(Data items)
-=-=-=-=-

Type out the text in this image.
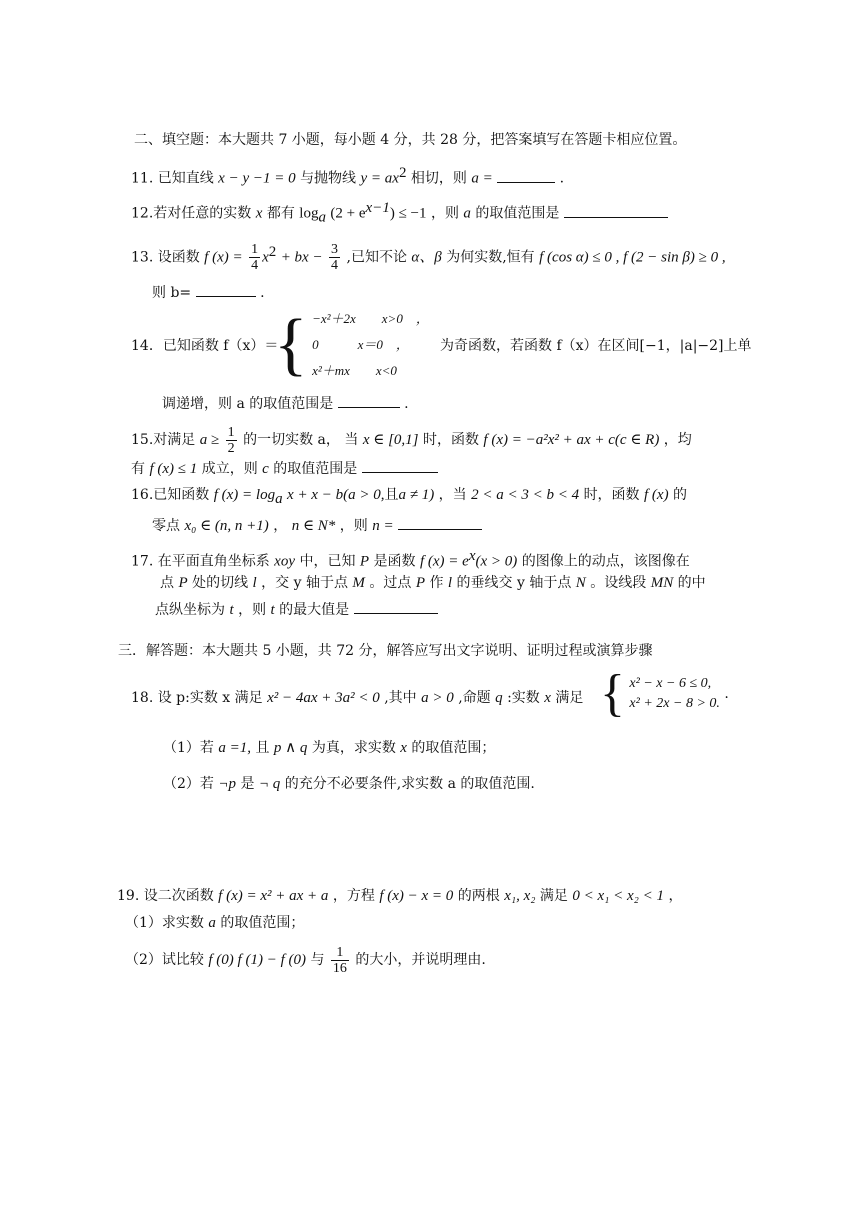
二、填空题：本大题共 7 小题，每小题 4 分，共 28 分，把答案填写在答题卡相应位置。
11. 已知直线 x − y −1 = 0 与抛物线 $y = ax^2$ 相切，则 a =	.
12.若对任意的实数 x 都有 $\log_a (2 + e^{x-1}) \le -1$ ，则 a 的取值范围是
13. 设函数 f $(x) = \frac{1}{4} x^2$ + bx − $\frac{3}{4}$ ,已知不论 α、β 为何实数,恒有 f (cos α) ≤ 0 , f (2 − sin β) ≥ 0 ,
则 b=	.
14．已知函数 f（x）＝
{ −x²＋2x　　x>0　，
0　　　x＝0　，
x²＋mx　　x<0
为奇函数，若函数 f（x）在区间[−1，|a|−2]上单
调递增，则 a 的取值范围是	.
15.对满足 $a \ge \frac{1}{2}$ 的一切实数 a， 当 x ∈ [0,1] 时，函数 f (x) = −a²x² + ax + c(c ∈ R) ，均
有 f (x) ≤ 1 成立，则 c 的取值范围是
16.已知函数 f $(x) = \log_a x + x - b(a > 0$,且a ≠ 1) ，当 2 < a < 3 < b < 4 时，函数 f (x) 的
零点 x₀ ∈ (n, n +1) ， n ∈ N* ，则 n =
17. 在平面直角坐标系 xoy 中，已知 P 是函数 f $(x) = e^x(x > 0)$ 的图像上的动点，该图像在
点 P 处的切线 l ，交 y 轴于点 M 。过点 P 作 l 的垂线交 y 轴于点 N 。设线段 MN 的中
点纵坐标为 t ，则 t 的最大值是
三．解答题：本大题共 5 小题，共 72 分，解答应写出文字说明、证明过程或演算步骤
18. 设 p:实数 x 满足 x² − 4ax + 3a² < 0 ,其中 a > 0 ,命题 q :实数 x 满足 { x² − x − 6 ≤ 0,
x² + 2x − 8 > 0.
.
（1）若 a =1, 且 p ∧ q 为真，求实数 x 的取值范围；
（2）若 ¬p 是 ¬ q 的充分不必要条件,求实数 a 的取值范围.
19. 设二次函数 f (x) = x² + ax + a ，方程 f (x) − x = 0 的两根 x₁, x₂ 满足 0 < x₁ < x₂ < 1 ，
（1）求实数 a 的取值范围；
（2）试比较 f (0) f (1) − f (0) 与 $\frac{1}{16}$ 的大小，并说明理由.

-=-=-=-=-

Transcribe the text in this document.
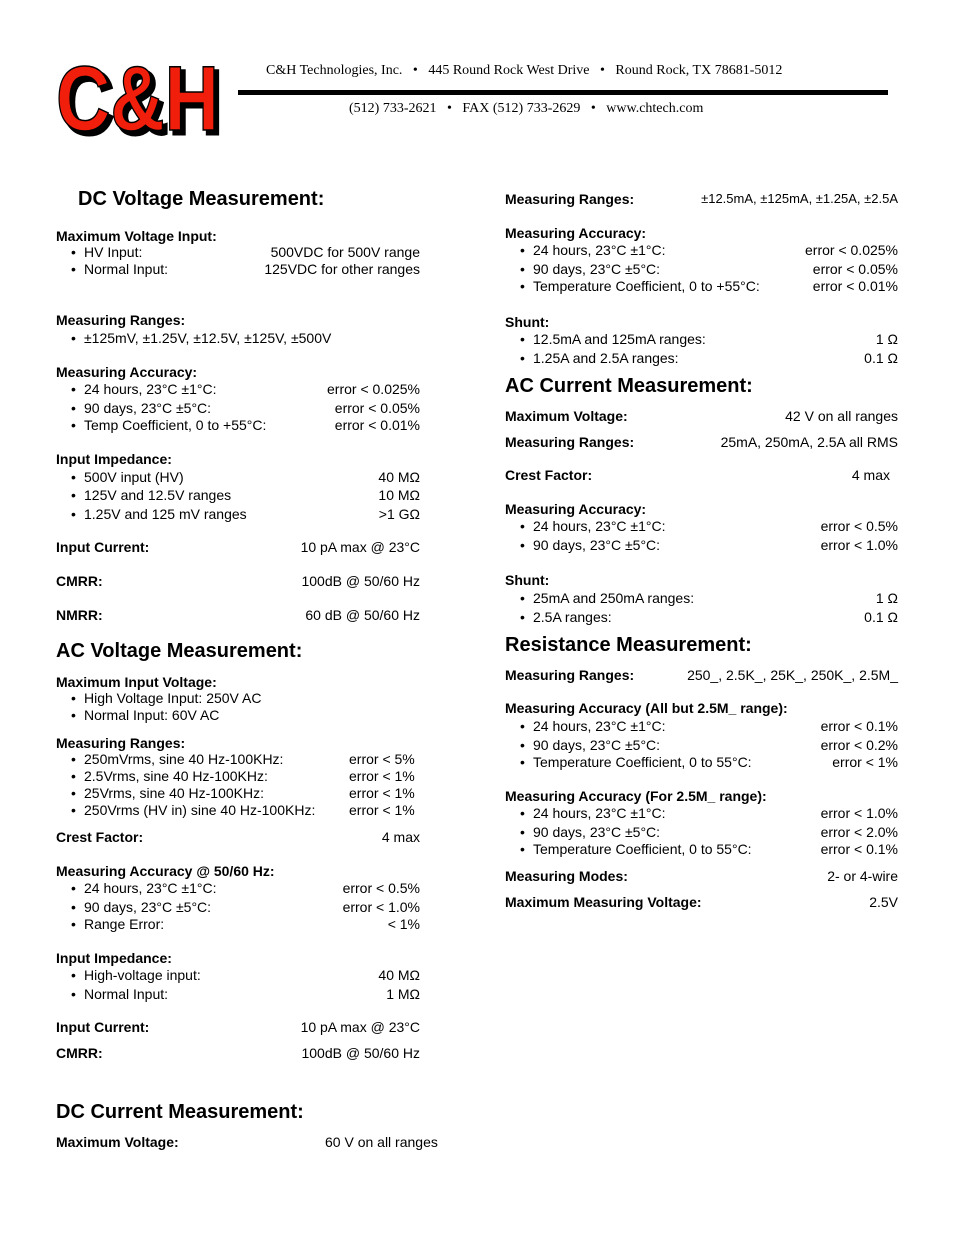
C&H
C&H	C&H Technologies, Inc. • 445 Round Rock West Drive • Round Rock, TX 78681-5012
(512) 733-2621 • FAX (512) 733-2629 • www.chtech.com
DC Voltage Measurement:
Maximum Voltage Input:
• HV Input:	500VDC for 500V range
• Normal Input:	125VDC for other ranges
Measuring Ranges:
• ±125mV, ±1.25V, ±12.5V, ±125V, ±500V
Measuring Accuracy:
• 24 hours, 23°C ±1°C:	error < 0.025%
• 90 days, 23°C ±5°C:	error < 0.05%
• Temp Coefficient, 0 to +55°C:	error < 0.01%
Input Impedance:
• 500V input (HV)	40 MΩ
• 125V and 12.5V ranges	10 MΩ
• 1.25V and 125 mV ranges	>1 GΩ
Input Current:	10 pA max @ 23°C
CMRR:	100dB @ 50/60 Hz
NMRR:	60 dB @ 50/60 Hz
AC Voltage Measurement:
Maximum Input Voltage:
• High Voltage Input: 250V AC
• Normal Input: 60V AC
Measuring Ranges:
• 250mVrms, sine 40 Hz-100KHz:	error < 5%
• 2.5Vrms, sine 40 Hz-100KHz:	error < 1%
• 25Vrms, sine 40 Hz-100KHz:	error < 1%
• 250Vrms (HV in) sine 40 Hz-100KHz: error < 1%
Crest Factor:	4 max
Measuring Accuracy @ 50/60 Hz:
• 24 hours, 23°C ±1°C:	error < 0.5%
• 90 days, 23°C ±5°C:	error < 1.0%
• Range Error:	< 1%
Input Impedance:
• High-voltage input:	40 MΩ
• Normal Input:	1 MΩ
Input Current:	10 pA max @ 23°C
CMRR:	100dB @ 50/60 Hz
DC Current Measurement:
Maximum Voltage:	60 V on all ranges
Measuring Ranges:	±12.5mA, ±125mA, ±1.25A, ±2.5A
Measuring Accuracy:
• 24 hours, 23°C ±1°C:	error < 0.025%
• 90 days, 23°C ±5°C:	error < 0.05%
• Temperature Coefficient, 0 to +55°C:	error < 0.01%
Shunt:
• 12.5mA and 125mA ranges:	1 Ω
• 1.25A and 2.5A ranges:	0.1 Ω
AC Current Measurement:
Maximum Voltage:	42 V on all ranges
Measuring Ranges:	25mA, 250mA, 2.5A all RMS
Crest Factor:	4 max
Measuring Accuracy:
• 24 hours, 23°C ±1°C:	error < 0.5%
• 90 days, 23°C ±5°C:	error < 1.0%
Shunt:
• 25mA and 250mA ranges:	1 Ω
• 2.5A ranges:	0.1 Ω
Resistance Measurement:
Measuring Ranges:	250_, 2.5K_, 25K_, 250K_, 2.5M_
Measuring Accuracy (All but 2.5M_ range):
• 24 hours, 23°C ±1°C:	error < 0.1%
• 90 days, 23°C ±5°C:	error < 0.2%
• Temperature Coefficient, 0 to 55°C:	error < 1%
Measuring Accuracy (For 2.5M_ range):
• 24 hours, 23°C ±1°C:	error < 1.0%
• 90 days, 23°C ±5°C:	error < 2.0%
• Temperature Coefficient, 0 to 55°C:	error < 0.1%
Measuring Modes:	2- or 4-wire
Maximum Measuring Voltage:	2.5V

-=-=-=-=-

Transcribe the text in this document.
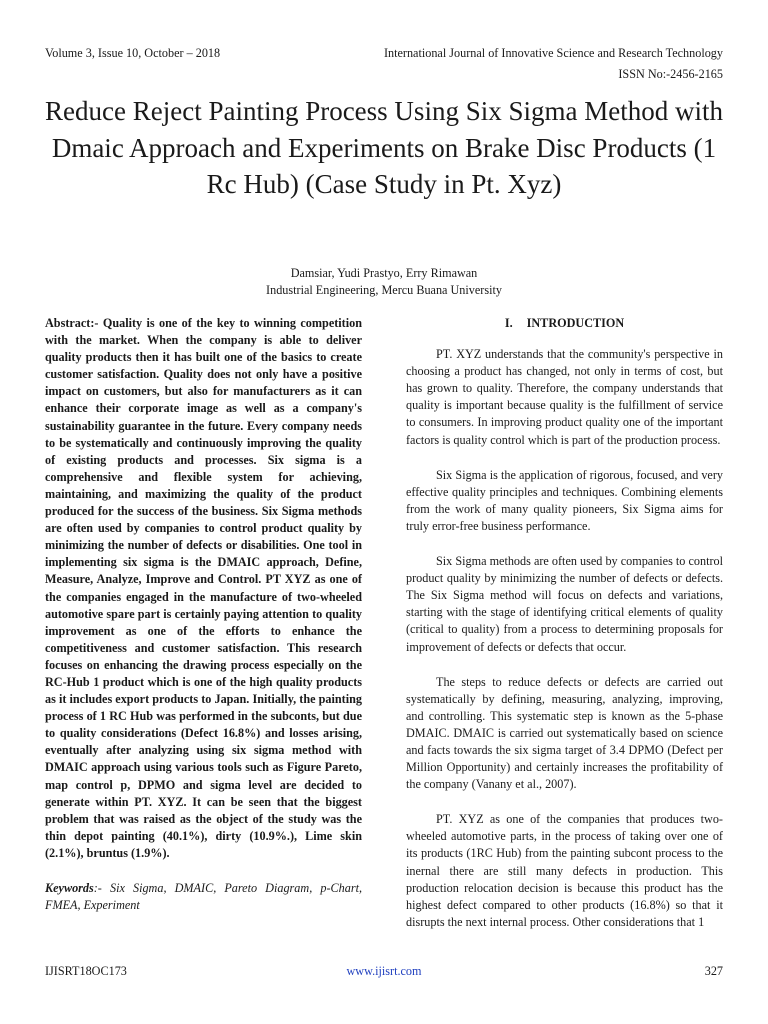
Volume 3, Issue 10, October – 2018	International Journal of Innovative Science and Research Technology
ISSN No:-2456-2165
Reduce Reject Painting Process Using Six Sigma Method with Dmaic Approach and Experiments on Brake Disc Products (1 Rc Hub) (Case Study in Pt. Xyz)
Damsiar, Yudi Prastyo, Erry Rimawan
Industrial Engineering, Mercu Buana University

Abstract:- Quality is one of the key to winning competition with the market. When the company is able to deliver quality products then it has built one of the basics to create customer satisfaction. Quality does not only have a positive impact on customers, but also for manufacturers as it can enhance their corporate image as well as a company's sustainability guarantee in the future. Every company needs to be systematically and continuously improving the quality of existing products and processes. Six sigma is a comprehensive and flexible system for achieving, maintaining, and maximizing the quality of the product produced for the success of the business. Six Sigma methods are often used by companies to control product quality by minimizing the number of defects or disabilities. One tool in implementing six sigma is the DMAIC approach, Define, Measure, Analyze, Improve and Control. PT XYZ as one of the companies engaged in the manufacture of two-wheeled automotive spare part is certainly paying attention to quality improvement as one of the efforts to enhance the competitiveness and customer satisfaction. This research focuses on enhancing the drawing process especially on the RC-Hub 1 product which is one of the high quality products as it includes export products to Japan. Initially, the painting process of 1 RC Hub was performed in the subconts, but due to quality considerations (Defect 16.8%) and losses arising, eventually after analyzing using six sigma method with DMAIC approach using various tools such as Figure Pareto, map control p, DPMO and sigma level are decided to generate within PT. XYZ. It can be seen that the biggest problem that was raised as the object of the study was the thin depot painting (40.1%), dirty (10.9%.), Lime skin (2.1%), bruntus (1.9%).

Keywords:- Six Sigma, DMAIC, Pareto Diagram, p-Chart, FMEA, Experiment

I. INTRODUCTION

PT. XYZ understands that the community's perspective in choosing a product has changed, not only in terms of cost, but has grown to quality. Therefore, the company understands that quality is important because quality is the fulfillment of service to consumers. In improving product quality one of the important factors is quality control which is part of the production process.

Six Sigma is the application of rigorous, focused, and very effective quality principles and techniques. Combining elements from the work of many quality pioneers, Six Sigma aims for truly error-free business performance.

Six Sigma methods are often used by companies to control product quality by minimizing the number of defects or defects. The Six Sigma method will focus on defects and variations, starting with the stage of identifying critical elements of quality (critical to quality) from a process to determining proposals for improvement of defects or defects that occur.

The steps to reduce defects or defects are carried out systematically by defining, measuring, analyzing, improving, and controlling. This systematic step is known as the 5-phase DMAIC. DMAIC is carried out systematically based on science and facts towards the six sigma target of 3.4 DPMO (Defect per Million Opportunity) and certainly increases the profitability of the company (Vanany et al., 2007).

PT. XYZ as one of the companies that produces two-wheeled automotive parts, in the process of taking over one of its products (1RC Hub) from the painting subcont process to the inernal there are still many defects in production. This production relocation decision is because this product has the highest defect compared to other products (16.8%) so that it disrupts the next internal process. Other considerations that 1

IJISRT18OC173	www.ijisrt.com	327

-=-=-=-=-

Given task: Find the lines containing "Coefficient" and list every one of them.

Expected output:
• Temp Coefficient, 0 to +55°C:	error < 0.01%
• Temperature Coefficient, 0 to +55°C:	error < 0.01%
• Temperature Coefficient, 0 to 55°C:	error < 1%
• Temperature Coefficient, 0 to 55°C:	error < 0.1%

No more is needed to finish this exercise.